— start of Dataset excerpts —
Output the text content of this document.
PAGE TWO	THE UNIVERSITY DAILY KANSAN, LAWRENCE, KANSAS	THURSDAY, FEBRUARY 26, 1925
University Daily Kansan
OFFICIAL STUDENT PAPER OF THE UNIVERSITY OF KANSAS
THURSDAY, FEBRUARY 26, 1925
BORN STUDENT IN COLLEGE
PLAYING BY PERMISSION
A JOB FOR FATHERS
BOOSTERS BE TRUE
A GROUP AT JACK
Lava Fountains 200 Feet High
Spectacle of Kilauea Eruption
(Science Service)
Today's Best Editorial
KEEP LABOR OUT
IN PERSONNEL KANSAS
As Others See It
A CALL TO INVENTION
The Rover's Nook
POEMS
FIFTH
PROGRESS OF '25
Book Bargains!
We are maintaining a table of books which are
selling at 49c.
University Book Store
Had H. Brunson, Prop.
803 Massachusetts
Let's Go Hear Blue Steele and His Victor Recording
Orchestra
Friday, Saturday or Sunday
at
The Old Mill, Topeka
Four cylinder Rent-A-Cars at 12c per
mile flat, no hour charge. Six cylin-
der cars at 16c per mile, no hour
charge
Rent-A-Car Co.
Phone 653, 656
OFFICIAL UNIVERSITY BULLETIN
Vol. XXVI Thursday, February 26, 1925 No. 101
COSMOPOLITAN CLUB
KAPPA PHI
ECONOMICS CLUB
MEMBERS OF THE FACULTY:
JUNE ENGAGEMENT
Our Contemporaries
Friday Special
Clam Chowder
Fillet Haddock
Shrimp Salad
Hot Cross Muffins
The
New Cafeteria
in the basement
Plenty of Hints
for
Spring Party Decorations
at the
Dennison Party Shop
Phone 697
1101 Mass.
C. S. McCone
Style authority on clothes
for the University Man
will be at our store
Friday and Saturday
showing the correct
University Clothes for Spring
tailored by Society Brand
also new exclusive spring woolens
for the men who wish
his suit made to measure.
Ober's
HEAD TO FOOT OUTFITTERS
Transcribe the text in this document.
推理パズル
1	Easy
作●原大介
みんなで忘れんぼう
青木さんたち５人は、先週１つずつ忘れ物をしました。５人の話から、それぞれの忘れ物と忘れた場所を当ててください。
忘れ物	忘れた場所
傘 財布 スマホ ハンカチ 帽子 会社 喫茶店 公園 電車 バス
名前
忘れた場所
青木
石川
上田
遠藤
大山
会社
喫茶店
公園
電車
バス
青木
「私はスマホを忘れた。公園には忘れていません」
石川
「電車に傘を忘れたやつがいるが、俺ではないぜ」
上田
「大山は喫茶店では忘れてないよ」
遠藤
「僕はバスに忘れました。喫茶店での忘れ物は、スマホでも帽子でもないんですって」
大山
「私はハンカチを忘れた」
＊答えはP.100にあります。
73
— end of Dataset excerpts —
(The request)
Write every entry out again exactly.

(Answer for the task)
Output the text content of this document.
PAGE TWO	THE UNIVERSITY DAILY KANSAN, LAWRENCE, KANSAS	THURSDAY, FEBRUARY 26, 1925
University Daily Kansan
OFFICIAL STUDENT PAPER OF THE UNIVERSITY OF KANSAS
THURSDAY, FEBRUARY 26, 1925
BORN STUDENT IN COLLEGE
PLAYING BY PERMISSION
A JOB FOR FATHERS
BOOSTERS BE TRUE
A GROUP AT JACK
Lava Fountains 200 Feet High
Spectacle of Kilauea Eruption
(Science Service)
Today's Best Editorial
KEEP LABOR OUT
IN PERSONNEL KANSAS
As Others See It
A CALL TO INVENTION
The Rover's Nook
POEMS
FIFTH
PROGRESS OF '25
Book Bargains!
We are maintaining a table of books which are
selling at 49c.
University Book Store
Had H. Brunson, Prop.
803 Massachusetts
Let's Go Hear Blue Steele and His Victor Recording
Orchestra
Friday, Saturday or Sunday
at
The Old Mill, Topeka
Four cylinder Rent-A-Cars at 12c per
mile flat, no hour charge. Six cylin-
der cars at 16c per mile, no hour
charge
Rent-A-Car Co.
Phone 653, 656
OFFICIAL UNIVERSITY BULLETIN
Vol. XXVI Thursday, February 26, 1925 No. 101
COSMOPOLITAN CLUB
KAPPA PHI
ECONOMICS CLUB
MEMBERS OF THE FACULTY:
JUNE ENGAGEMENT
Our Contemporaries
Friday Special
Clam Chowder
Fillet Haddock
Shrimp Salad
Hot Cross Muffins
The
New Cafeteria
in the basement
Plenty of Hints
for
Spring Party Decorations
at the
Dennison Party Shop
Phone 697
1101 Mass.
C. S. McCone
Style authority on clothes
for the University Man
will be at our store
Friday and Saturday
showing the correct
University Clothes for Spring
tailored by Society Brand
also new exclusive spring woolens
for the men who wish
his suit made to measure.
Ober's
HEAD TO FOOT OUTFITTERS
Transcribe the text in this document.
推理パズル
1	Easy
作●原大介
みんなで忘れんぼう
青木さんたち５人は、先週１つずつ忘れ物をしました。５人の話から、それぞれの忘れ物と忘れた場所を当ててください。
忘れ物	忘れた場所
傘 財布 スマホ ハンカチ 帽子 会社 喫茶店 公園 電車 バス
名前
忘れた場所
青木
石川
上田
遠藤
大山
会社
喫茶店
公園
電車
バス
青木
「私はスマホを忘れた。公園には忘れていません」
石川
「電車に傘を忘れたやつがいるが、俺ではないぜ」
上田
「大山は喫茶店では忘れてないよ」
遠藤
「僕はバスに忘れました。喫茶店での忘れ物は、スマホでも帽子でもないんですって」
大山
「私はハンカチを忘れた」
＊答えはP.100にあります。
73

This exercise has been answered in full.